- Exercise prompt -
Restate the records below word for word.

- - -

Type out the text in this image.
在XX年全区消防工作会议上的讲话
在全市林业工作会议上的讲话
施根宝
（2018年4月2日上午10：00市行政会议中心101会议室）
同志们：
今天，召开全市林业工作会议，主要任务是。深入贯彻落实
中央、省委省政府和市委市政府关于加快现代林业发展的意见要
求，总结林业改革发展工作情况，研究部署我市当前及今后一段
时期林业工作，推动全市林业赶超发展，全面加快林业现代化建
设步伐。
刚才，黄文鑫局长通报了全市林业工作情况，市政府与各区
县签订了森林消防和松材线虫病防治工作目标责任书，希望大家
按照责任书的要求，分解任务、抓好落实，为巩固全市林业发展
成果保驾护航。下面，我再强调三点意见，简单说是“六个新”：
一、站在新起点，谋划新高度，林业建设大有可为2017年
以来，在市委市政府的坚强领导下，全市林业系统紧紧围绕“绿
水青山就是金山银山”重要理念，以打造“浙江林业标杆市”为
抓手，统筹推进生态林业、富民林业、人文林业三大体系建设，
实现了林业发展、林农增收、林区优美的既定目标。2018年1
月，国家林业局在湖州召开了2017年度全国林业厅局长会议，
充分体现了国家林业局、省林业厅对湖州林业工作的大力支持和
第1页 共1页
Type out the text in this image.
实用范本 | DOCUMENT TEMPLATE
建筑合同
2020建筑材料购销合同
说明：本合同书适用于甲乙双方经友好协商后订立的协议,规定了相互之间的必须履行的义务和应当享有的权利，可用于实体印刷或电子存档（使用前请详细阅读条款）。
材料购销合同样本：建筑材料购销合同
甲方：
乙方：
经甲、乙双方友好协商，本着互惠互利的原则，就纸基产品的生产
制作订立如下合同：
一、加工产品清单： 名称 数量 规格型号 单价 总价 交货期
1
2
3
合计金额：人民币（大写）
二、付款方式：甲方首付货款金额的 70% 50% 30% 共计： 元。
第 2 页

- - -

- Output -
Type out the text in this image.
在XX年全区消防工作会议上的讲话
在全市林业工作会议上的讲话
施根宝
（2018年4月2日上午10：00市行政会议中心101会议室）
同志们：
今天，召开全市林业工作会议，主要任务是。深入贯彻落实
中央、省委省政府和市委市政府关于加快现代林业发展的意见要
求，总结林业改革发展工作情况，研究部署我市当前及今后一段
时期林业工作，推动全市林业赶超发展，全面加快林业现代化建
设步伐。
刚才，黄文鑫局长通报了全市林业工作情况，市政府与各区
县签订了森林消防和松材线虫病防治工作目标责任书，希望大家
按照责任书的要求，分解任务、抓好落实，为巩固全市林业发展
成果保驾护航。下面，我再强调三点意见，简单说是“六个新”：
一、站在新起点，谋划新高度，林业建设大有可为2017年
以来，在市委市政府的坚强领导下，全市林业系统紧紧围绕“绿
水青山就是金山银山”重要理念，以打造“浙江林业标杆市”为
抓手，统筹推进生态林业、富民林业、人文林业三大体系建设，
实现了林业发展、林农增收、林区优美的既定目标。2018年1
月，国家林业局在湖州召开了2017年度全国林业厅局长会议，
充分体现了国家林业局、省林业厅对湖州林业工作的大力支持和
第1页 共1页
Type out the text in this image.
实用范本 | DOCUMENT TEMPLATE
建筑合同
2020建筑材料购销合同
说明：本合同书适用于甲乙双方经友好协商后订立的协议,规定了相互之间的必须履行的义务和应当享有的权利，可用于实体印刷或电子存档（使用前请详细阅读条款）。
材料购销合同样本：建筑材料购销合同
甲方：
乙方：
经甲、乙双方友好协商，本着互惠互利的原则，就纸基产品的生产
制作订立如下合同：
一、加工产品清单： 名称 数量 规格型号 单价 总价 交货期
1
2
3
合计金额：人民币（大写）
二、付款方式：甲方首付货款金额的 70% 50% 30% 共计： 元。
第 2 页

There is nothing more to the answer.